Task to carry out: Report, as a bare number, how many lines contain the string "Hans".

Provided material:
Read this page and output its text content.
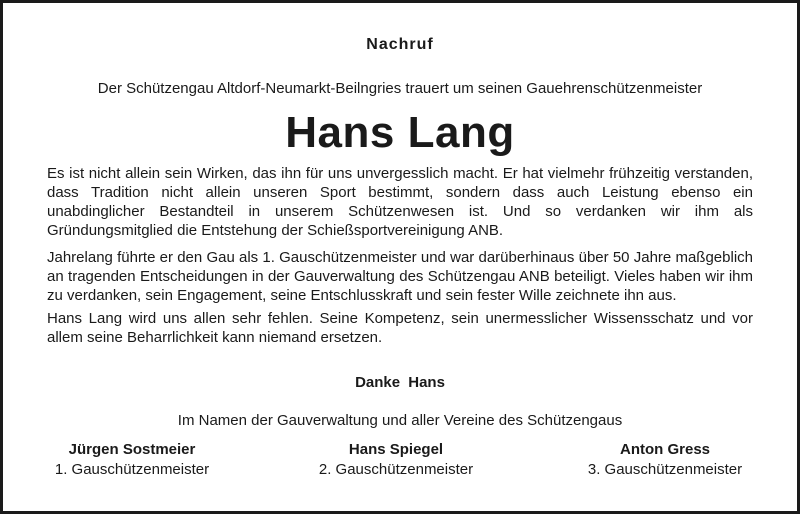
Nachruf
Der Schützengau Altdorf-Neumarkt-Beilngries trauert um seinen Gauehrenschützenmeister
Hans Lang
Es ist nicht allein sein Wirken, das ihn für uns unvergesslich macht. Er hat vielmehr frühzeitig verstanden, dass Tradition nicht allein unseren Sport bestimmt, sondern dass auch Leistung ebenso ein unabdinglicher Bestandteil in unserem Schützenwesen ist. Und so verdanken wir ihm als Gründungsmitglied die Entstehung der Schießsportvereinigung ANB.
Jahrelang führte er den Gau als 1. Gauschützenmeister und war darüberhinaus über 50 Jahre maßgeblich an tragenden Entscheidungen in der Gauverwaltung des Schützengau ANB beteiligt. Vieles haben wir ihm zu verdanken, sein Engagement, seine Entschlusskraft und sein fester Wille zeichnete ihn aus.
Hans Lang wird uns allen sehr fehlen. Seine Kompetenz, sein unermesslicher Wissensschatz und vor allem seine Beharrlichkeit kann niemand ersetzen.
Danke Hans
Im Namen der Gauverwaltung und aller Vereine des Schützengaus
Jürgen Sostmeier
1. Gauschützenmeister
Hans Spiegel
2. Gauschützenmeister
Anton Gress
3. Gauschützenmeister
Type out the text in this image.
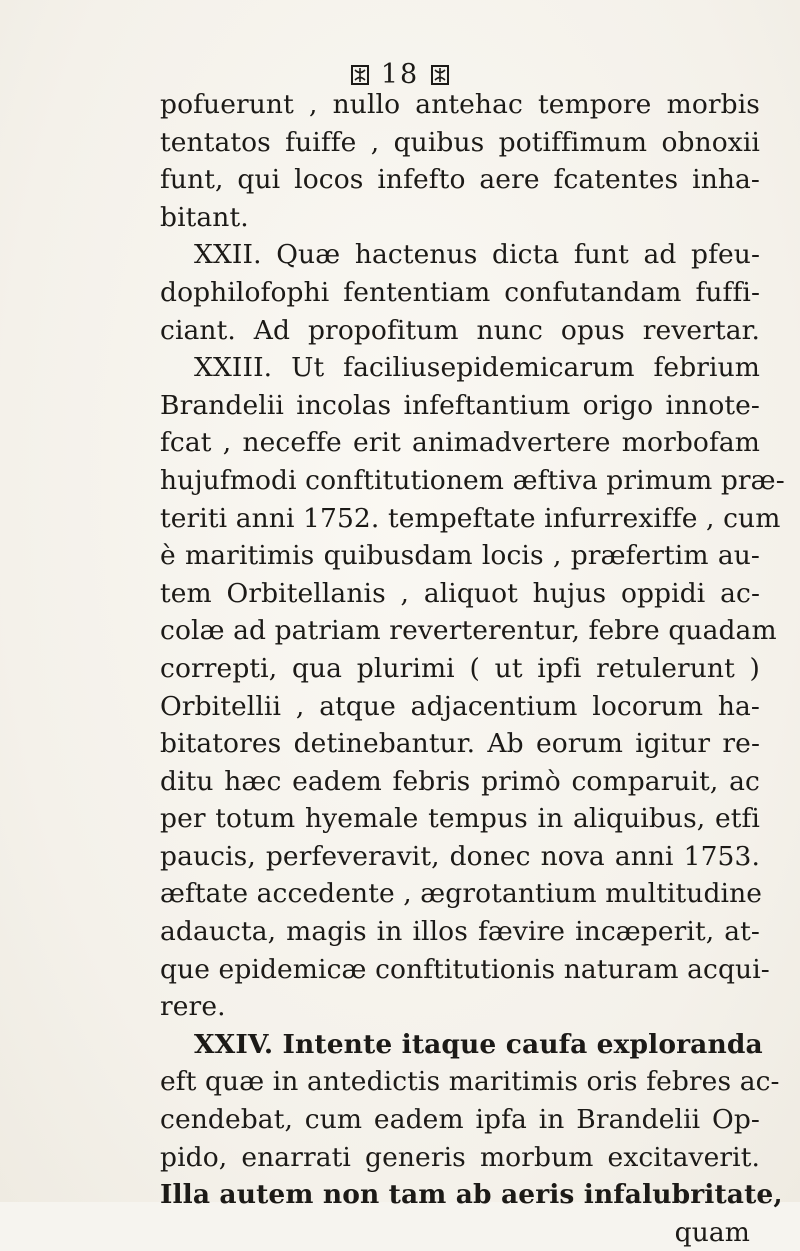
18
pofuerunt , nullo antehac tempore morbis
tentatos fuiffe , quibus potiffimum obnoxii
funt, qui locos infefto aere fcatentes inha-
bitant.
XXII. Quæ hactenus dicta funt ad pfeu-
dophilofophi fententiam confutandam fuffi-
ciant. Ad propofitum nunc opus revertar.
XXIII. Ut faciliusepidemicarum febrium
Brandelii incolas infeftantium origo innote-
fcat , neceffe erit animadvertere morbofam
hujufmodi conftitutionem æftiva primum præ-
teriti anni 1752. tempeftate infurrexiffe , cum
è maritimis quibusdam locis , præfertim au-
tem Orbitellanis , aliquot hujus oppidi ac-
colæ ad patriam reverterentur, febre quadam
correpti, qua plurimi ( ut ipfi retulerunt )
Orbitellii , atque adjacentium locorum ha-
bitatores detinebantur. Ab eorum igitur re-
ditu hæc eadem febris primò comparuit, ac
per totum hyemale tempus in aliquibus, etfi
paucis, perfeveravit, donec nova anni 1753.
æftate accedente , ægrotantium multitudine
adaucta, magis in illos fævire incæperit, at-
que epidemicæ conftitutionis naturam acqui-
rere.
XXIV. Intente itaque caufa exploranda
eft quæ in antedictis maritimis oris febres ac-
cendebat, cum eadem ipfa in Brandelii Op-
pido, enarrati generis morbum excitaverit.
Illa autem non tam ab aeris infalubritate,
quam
--
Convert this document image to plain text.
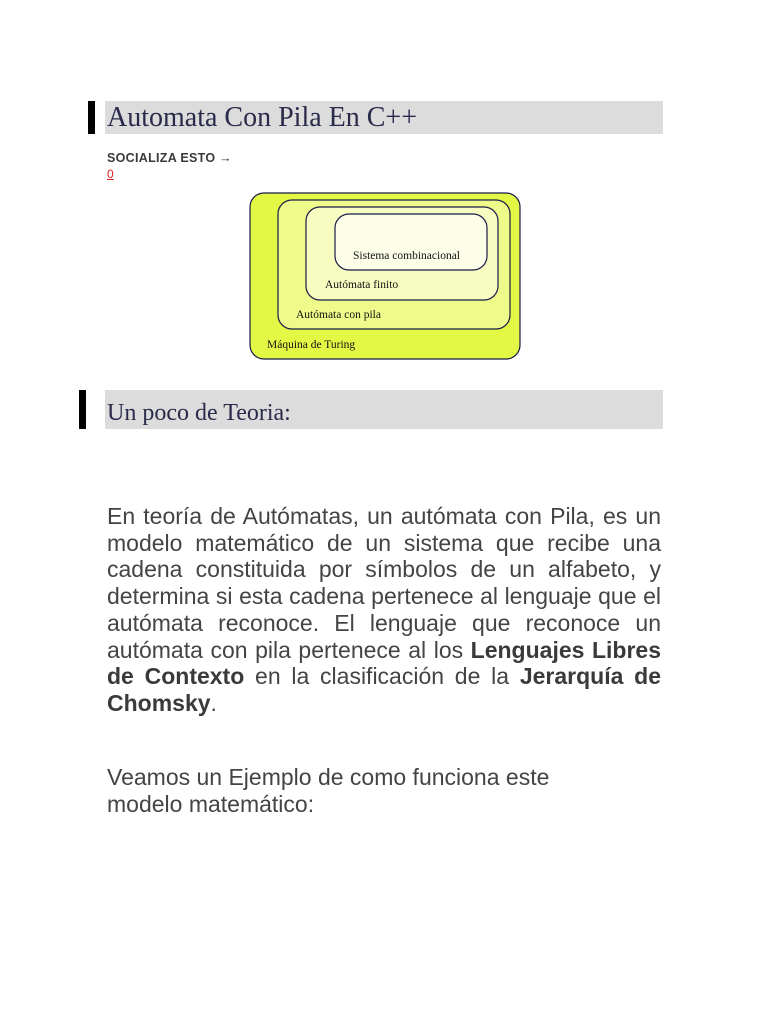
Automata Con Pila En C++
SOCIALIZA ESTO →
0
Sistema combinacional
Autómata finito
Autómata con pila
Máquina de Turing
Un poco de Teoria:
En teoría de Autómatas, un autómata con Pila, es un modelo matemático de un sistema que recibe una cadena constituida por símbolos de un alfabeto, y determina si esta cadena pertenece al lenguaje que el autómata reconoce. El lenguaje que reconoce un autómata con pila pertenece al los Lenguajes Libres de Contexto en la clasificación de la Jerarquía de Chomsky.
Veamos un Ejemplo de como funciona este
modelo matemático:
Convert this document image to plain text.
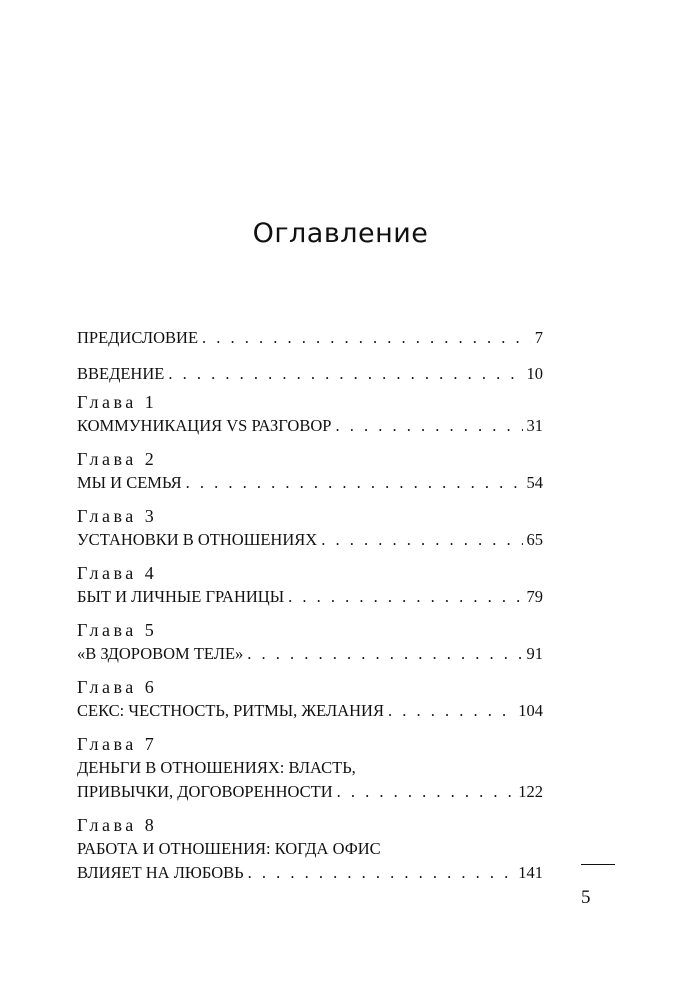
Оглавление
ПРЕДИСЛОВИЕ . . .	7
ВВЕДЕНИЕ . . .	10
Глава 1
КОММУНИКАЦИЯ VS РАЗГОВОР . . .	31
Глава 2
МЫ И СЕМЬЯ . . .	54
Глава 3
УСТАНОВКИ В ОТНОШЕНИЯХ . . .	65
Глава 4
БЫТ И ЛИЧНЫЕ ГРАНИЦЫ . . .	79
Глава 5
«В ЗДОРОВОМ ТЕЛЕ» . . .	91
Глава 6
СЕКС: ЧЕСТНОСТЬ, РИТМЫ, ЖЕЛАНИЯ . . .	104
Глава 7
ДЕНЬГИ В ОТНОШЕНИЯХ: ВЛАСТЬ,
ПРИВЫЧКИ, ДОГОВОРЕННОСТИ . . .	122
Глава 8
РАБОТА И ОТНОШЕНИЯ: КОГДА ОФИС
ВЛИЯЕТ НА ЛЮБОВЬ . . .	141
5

Exercise result: 4